# Task instructions
Scan the data beneath this task and copy each line that includes "Miklós".

# Records for this exercise
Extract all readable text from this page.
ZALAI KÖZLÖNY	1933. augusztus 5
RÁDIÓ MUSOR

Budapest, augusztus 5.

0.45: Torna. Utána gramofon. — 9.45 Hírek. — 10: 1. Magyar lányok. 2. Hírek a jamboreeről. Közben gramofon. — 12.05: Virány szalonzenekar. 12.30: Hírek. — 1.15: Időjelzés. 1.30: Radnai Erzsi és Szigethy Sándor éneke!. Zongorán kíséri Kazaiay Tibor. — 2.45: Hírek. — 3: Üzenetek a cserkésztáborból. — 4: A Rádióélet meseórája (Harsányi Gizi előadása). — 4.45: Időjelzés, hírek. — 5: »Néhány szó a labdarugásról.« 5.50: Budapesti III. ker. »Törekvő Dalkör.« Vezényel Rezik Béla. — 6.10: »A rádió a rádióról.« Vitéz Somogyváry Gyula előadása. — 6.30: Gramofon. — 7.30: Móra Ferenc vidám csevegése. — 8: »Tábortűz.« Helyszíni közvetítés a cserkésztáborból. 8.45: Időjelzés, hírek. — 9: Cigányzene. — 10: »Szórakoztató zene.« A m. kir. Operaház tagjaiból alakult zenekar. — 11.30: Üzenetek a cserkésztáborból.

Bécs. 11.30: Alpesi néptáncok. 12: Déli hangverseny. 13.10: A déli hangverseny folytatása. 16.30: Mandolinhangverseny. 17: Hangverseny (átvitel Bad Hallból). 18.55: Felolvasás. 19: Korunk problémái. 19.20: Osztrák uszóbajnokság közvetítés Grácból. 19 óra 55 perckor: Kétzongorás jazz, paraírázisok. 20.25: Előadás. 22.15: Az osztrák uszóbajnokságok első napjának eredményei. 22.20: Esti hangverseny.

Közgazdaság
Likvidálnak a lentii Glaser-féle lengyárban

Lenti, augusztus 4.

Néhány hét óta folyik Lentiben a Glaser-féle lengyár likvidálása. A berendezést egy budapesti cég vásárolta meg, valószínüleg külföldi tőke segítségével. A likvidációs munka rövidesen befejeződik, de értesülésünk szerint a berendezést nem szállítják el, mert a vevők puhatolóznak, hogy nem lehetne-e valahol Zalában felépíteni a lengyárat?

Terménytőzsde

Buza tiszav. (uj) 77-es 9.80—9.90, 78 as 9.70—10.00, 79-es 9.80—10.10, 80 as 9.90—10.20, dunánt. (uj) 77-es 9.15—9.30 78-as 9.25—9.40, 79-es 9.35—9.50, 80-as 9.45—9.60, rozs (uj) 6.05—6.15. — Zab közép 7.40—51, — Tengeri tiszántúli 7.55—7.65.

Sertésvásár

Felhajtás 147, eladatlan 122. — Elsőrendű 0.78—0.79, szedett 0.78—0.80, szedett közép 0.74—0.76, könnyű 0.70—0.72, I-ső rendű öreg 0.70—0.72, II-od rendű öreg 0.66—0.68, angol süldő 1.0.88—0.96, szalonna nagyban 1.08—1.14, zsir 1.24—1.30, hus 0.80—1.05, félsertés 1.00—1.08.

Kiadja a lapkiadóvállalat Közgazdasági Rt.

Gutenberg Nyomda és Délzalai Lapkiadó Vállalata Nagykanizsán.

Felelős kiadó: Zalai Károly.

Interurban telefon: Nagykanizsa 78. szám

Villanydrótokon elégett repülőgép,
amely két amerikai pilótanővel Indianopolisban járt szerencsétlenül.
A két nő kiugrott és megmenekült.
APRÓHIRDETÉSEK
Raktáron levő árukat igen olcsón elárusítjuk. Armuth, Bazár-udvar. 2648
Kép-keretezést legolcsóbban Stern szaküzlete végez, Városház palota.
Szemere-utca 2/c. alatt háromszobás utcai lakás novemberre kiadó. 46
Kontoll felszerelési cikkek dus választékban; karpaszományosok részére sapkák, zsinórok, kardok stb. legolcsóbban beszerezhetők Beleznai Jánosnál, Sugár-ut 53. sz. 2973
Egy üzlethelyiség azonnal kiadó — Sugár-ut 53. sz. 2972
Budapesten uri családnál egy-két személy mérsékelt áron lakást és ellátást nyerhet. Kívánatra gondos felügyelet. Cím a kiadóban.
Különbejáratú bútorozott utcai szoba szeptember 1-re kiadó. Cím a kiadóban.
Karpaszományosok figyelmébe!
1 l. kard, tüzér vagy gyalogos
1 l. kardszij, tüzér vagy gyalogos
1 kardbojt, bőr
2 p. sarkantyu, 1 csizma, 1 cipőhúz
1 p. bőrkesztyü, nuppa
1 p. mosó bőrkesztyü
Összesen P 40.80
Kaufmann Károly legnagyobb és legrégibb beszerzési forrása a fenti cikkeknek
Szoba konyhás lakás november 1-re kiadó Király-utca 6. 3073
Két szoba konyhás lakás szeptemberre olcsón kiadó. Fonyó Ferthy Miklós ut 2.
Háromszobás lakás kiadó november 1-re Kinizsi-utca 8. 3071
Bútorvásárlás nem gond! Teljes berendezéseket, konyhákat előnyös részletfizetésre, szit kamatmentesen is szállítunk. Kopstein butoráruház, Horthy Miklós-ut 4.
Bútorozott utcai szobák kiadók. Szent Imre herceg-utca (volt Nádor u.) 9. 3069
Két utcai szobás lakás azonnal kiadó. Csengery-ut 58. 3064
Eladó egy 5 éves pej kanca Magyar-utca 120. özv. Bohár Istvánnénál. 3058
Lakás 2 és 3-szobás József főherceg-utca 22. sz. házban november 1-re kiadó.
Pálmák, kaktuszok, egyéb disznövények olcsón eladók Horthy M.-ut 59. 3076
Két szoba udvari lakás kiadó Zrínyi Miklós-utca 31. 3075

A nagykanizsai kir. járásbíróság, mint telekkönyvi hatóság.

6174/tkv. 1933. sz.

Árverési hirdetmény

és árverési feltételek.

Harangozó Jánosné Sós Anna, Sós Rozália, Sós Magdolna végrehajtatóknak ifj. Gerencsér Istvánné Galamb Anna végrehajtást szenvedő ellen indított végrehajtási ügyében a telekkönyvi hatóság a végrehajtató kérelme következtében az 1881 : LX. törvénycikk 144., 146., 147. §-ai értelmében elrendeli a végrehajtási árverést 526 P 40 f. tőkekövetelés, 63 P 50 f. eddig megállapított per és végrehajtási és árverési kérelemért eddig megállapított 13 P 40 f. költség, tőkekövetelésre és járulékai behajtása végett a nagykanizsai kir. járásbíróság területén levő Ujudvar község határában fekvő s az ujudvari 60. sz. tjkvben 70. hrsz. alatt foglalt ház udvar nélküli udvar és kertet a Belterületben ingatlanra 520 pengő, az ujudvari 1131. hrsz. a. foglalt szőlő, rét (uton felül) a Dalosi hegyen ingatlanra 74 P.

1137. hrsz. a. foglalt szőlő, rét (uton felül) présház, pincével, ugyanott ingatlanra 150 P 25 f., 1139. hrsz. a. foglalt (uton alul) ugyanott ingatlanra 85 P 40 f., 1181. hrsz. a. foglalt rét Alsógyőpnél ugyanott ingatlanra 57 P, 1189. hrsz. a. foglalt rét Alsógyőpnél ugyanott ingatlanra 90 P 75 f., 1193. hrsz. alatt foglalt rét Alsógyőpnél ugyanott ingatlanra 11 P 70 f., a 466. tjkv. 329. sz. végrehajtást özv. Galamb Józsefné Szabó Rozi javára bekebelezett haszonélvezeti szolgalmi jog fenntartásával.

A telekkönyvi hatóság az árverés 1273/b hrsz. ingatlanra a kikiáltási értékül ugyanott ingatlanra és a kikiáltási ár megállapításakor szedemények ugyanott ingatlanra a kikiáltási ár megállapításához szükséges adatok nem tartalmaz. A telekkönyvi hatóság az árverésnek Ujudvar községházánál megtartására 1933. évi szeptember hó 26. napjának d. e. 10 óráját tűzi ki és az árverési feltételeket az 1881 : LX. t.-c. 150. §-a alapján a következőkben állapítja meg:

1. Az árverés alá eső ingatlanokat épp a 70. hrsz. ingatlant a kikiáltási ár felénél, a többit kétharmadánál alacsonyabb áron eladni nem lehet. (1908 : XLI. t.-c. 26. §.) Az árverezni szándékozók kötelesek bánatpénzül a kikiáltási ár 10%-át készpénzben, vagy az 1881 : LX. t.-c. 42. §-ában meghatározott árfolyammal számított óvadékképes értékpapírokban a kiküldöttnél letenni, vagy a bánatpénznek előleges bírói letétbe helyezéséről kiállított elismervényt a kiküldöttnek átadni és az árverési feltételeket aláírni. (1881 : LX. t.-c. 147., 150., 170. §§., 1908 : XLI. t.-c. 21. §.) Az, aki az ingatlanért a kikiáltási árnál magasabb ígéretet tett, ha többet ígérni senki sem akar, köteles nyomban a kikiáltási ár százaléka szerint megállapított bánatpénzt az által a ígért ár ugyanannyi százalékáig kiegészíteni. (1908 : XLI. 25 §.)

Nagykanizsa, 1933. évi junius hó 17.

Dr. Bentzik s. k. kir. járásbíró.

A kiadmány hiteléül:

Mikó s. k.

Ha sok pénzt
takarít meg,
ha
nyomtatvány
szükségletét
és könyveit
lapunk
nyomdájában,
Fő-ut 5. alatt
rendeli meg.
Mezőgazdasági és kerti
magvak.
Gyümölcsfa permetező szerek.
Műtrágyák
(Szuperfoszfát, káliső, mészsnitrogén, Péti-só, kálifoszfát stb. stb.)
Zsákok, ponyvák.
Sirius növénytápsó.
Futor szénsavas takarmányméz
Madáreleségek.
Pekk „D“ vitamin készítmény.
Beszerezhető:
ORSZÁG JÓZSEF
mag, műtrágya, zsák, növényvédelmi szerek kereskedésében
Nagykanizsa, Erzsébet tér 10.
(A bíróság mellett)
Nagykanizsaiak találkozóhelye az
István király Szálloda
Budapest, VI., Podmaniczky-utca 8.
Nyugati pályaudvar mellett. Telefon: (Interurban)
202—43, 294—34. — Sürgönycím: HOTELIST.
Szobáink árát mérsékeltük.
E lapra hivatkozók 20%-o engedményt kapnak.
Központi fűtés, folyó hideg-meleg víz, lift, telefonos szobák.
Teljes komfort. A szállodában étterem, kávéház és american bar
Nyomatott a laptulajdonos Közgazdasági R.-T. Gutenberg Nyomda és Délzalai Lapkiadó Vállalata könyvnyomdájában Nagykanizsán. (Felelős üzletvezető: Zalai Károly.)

# Full solution
Két szoba konyhás lakás szeptemberre olcsón kiadó. Fonyó Ferthy Miklós ut 2.
Bútorvásárlás nem gond! Teljes berendezéseket, konyhákat előnyös részletfizetésre, szit kamatmentesen is szállítunk. Kopstein butoráruház, Horthy Miklós-ut 4.
Két szoba udvari lakás kiadó Zrínyi Miklós-utca 31. 3075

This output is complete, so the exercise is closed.